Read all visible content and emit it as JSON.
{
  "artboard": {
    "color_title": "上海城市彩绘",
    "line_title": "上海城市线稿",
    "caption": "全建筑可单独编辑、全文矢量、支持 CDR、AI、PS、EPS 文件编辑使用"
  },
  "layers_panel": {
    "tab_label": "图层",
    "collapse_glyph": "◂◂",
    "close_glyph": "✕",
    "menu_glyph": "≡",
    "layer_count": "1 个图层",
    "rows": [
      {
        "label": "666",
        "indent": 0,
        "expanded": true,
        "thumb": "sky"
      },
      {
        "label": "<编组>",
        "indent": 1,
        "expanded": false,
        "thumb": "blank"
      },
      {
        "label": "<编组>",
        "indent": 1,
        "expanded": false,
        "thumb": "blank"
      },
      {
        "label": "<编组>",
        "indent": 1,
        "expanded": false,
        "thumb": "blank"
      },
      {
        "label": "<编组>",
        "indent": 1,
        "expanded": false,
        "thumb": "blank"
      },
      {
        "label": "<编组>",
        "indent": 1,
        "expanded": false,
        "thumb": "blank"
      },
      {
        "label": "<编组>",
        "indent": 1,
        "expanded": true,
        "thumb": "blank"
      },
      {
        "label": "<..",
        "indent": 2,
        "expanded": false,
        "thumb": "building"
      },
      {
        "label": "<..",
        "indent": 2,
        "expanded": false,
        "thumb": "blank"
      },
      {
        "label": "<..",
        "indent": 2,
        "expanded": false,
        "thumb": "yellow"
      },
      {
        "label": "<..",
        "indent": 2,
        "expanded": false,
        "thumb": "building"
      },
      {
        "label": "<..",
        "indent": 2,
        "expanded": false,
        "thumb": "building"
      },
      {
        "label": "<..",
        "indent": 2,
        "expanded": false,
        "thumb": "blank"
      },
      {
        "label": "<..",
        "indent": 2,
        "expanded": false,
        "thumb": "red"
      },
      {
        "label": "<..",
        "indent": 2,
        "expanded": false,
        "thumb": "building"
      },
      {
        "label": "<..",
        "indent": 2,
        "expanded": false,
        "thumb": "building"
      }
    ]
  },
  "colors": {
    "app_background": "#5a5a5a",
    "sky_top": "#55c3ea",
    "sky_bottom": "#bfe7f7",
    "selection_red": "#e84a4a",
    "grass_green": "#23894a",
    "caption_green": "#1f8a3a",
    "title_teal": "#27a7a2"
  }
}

+ + + + +

EXERCISE PROMPT
Copy every record above exactly as it appears.

EXERCISE SOLUTION
Read all visible content and emit it as JSON.
{
  "artboard": {
    "color_title": "上海城市彩绘",
    "line_title": "上海城市线稿",
    "caption": "全建筑可单独编辑、全文矢量、支持 CDR、AI、PS、EPS 文件编辑使用"
  },
  "layers_panel": {
    "tab_label": "图层",
    "collapse_glyph": "◂◂",
    "close_glyph": "✕",
    "menu_glyph": "≡",
    "layer_count": "1 个图层",
    "rows": [
      {
        "label": "666",
        "indent": 0,
        "expanded": true,
        "thumb": "sky"
      },
      {
        "label": "<编组>",
        "indent": 1,
        "expanded": false,
        "thumb": "blank"
      },
      {
        "label": "<编组>",
        "indent": 1,
        "expanded": false,
        "thumb": "blank"
      },
      {
        "label": "<编组>",
        "indent": 1,
        "expanded": false,
        "thumb": "blank"
      },
      {
        "label": "<编组>",
        "indent": 1,
        "expanded": false,
        "thumb": "blank"
      },
      {
        "label": "<编组>",
        "indent": 1,
        "expanded": false,
        "thumb": "blank"
      },
      {
        "label": "<编组>",
        "indent": 1,
        "expanded": true,
        "thumb": "blank"
      },
      {
        "label": "<..",
        "indent": 2,
        "expanded": false,
        "thumb": "building"
      },
      {
        "label": "<..",
        "indent": 2,
        "expanded": false,
        "thumb": "blank"
      },
      {
        "label": "<..",
        "indent": 2,
        "expanded": false,
        "thumb": "yellow"
      },
      {
        "label": "<..",
        "indent": 2,
        "expanded": false,
        "thumb": "building"
      },
      {
        "label": "<..",
        "indent": 2,
        "expanded": false,
        "thumb": "building"
      },
      {
        "label": "<..",
        "indent": 2,
        "expanded": false,
        "thumb": "blank"
      },
      {
        "label": "<..",
        "indent": 2,
        "expanded": false,
        "thumb": "red"
      },
      {
        "label": "<..",
        "indent": 2,
        "expanded": false,
        "thumb": "building"
      },
      {
        "label": "<..",
        "indent": 2,
        "expanded": false,
        "thumb": "building"
      }
    ]
  },
  "colors": {
    "app_background": "#5a5a5a",
    "sky_top": "#55c3ea",
    "sky_bottom": "#bfe7f7",
    "selection_red": "#e84a4a",
    "grass_green": "#23894a",
    "caption_green": "#1f8a3a",
    "title_teal": "#27a7a2"
  }
}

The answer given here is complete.